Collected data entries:
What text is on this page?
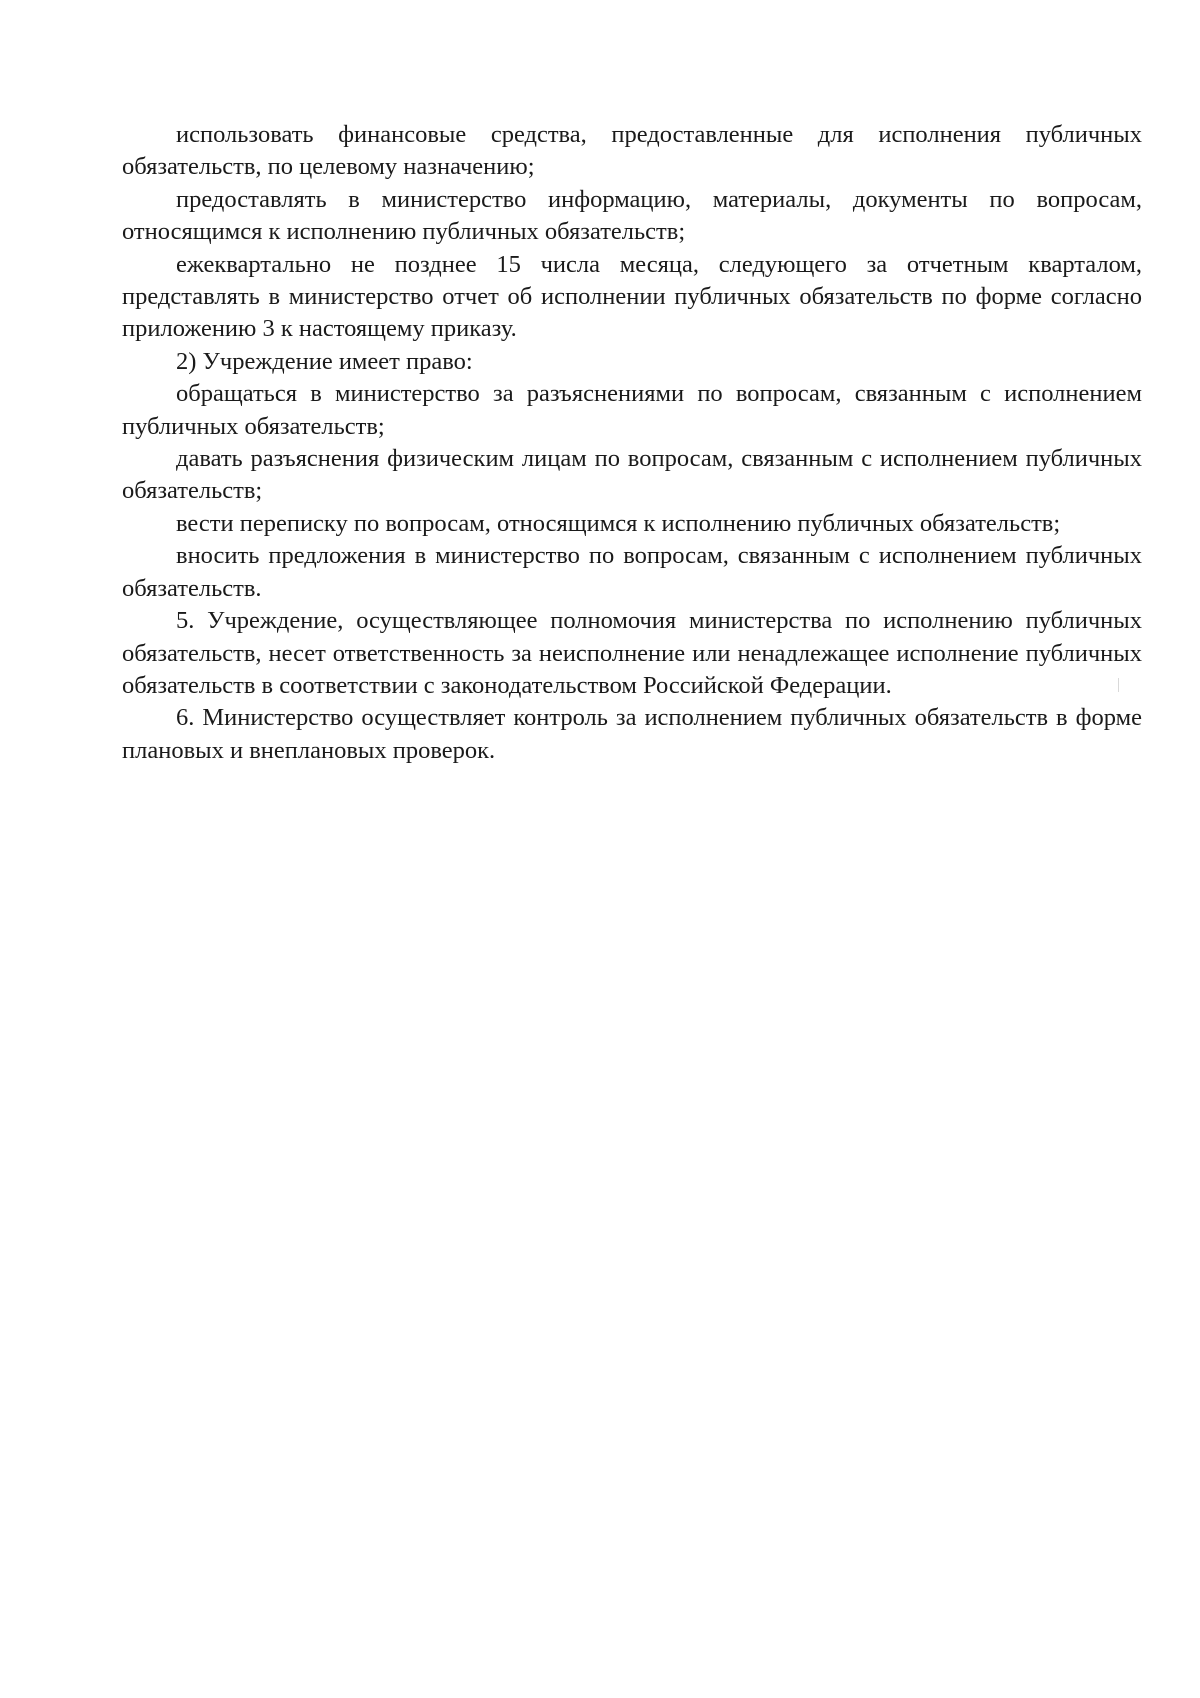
использовать финансовые средства, предоставленные для исполнения публичных обязательств, по целевому назначению;

предоставлять в министерство информацию, материалы, документы по вопросам, относящимся к исполнению публичных обязательств;

ежеквартально не позднее 15 числа месяца, следующего за отчетным кварталом, представлять в министерство отчет об исполнении публичных обязательств по форме согласно приложению 3 к настоящему приказу.

2) Учреждение имеет право:

обращаться в министерство за разъяснениями по вопросам, связанным с исполнением публичных обязательств;

давать разъяснения физическим лицам по вопросам, связанным с исполнением публичных обязательств;

вести переписку по вопросам, относящимся к исполнению публичных обязательств;

вносить предложения в министерство по вопросам, связанным с исполнением публичных обязательств.

5. Учреждение, осуществляющее полномочия министерства по исполнению публичных обязательств, несет ответственность за неисполнение или ненадлежащее исполнение публичных обязательств в соответствии с законодательством Российской Федерации.

6. Министерство осуществляет контроль за исполнением публичных обязательств в форме плановых и внеплановых проверок.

### WRITTEN INSTRUCTION
Leave out the pictures and give the rest of the records again exactly.

### FINAL RESULT
What text is on this page?
использовать финансовые средства, предоставленные для исполнения публичных обязательств, по целевому назначению;

предоставлять в министерство информацию, материалы, документы по вопросам, относящимся к исполнению публичных обязательств;

ежеквартально не позднее 15 числа месяца, следующего за отчетным кварталом, представлять в министерство отчет об исполнении публичных обязательств по форме согласно приложению 3 к настоящему приказу.

2) Учреждение имеет право:

обращаться в министерство за разъяснениями по вопросам, связанным с исполнением публичных обязательств;

давать разъяснения физическим лицам по вопросам, связанным с исполнением публичных обязательств;

вести переписку по вопросам, относящимся к исполнению публичных обязательств;

вносить предложения в министерство по вопросам, связанным с исполнением публичных обязательств.

5. Учреждение, осуществляющее полномочия министерства по исполнению публичных обязательств, несет ответственность за неисполнение или ненадлежащее исполнение публичных обязательств в соответствии с законодательством Российской Федерации.

6. Министерство осуществляет контроль за исполнением публичных обязательств в форме плановых и внеплановых проверок.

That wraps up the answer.